**Items from a figure collection**

▶

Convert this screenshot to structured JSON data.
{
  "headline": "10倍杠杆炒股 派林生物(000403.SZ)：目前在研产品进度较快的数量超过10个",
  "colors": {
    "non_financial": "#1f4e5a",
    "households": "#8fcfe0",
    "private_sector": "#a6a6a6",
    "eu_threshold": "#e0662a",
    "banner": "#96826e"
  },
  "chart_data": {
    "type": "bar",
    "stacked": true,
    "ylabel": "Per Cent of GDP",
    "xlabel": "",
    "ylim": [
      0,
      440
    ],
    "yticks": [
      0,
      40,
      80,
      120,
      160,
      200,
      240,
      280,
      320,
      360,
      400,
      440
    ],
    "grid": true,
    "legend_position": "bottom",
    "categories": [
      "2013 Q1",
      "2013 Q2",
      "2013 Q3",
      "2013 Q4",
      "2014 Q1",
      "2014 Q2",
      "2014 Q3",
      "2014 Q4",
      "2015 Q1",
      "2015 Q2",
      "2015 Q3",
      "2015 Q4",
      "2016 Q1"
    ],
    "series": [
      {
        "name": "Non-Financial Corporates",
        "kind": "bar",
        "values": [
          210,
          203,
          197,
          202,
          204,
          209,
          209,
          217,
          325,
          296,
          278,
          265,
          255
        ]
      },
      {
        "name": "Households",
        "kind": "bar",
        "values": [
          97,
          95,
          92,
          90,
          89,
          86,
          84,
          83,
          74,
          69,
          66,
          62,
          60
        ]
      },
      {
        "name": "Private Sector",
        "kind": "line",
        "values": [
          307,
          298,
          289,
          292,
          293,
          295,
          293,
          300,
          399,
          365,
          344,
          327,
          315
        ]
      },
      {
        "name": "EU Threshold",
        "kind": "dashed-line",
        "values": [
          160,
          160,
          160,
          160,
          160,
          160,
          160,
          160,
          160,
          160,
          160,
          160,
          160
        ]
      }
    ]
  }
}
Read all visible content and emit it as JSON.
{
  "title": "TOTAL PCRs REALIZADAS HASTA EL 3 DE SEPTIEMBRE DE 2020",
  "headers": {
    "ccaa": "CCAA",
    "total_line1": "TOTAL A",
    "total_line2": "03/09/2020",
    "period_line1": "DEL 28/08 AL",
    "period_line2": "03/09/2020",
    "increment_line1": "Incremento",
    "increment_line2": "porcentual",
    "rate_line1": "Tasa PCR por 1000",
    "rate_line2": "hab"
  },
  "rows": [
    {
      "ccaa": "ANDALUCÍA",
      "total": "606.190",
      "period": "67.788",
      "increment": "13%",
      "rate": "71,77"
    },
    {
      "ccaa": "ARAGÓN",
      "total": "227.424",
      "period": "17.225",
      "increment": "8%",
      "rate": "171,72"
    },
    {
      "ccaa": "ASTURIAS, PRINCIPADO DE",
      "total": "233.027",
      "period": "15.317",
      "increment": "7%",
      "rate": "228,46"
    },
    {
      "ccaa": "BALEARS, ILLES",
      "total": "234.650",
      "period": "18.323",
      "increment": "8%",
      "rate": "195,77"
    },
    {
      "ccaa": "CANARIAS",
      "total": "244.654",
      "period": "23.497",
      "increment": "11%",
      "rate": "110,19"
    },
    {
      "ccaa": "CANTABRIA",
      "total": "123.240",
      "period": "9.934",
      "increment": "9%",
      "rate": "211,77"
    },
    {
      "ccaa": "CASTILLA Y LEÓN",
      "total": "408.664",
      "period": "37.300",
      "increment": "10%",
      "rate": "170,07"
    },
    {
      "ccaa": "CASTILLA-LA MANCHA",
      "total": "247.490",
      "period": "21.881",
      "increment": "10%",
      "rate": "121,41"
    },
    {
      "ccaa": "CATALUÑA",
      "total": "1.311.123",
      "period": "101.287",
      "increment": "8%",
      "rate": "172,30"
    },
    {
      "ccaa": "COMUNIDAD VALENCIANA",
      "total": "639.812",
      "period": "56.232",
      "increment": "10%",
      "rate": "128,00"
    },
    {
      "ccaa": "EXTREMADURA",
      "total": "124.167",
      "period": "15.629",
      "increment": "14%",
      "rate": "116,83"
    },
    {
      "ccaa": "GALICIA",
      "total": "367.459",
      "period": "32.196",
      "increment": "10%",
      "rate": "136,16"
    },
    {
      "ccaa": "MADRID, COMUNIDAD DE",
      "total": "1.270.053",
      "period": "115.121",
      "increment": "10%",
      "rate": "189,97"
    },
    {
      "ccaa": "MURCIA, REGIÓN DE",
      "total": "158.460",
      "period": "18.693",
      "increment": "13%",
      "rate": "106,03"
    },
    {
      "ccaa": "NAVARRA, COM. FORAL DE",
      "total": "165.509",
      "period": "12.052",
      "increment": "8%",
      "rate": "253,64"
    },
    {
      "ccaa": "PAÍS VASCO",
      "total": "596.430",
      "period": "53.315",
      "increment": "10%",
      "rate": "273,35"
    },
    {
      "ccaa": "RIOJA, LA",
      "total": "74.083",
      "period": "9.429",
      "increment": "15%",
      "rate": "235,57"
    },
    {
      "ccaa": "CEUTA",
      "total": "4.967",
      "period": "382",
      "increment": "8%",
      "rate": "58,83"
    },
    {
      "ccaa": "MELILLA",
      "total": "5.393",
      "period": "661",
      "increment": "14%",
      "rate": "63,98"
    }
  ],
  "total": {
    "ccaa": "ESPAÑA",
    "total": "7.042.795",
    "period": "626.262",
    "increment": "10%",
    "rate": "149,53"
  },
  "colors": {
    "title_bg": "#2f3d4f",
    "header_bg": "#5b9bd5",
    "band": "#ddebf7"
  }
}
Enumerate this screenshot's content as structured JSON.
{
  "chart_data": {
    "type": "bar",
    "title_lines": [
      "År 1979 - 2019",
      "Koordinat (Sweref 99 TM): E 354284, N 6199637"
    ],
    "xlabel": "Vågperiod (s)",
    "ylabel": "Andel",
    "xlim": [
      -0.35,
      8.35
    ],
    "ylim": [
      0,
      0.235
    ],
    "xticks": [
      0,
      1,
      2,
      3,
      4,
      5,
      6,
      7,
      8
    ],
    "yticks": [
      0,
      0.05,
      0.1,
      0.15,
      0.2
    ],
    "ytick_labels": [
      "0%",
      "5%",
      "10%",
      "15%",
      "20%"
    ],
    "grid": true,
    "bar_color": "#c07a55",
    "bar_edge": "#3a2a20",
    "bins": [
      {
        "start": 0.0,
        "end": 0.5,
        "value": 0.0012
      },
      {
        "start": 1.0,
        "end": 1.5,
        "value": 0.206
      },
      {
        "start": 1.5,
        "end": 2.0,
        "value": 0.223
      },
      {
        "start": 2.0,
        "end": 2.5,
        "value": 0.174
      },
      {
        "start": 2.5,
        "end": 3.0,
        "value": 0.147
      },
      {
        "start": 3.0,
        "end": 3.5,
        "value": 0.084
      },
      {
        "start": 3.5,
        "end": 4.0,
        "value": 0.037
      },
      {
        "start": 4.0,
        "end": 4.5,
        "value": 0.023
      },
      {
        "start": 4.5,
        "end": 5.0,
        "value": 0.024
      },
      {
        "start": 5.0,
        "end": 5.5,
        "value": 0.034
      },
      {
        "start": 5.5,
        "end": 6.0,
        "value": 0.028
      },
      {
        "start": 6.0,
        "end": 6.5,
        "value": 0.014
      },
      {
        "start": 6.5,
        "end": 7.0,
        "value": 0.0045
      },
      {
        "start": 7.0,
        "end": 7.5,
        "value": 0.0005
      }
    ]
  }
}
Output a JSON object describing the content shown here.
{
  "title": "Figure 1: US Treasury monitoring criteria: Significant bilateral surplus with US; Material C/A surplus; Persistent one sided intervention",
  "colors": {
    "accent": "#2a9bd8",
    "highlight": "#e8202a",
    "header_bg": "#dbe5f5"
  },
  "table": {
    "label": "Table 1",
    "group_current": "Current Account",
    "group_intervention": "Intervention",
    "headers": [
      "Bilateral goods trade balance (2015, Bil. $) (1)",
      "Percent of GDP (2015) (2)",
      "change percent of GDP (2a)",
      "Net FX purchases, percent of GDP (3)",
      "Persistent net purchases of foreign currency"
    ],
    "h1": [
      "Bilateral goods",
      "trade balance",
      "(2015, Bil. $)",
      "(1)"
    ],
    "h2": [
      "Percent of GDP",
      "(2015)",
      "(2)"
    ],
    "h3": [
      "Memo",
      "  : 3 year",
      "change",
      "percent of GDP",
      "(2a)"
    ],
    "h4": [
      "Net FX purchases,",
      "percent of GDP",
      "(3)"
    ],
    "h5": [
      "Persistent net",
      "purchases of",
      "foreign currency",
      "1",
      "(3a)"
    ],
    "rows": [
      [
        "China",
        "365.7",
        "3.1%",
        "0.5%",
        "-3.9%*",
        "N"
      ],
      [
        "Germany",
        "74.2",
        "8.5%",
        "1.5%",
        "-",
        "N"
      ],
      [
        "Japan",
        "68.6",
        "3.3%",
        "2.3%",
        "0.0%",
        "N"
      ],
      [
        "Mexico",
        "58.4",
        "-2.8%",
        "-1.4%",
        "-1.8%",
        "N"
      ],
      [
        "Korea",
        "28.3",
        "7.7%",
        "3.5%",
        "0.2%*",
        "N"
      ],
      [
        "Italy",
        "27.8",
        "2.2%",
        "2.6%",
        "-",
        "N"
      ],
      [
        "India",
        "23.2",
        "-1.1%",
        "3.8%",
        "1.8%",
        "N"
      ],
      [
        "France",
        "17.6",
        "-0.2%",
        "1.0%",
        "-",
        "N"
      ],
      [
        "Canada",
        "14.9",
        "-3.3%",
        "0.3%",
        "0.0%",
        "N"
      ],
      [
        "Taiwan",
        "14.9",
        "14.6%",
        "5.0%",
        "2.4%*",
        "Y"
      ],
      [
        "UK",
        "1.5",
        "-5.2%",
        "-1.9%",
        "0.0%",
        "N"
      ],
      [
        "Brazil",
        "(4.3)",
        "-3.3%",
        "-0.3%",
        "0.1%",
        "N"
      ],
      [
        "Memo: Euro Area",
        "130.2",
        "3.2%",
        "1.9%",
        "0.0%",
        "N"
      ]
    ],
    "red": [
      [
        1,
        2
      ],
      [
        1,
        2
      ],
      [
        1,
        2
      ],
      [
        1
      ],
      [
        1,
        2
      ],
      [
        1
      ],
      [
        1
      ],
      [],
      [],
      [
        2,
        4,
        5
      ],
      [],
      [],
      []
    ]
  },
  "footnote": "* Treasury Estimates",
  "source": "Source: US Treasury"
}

◀

**Task instructions**
Go through the entries above and copy every line containing "trade".

**Exercise response**
      "Bilateral goods trade balance (2015, Bil. $) (1)",
      "trade balance",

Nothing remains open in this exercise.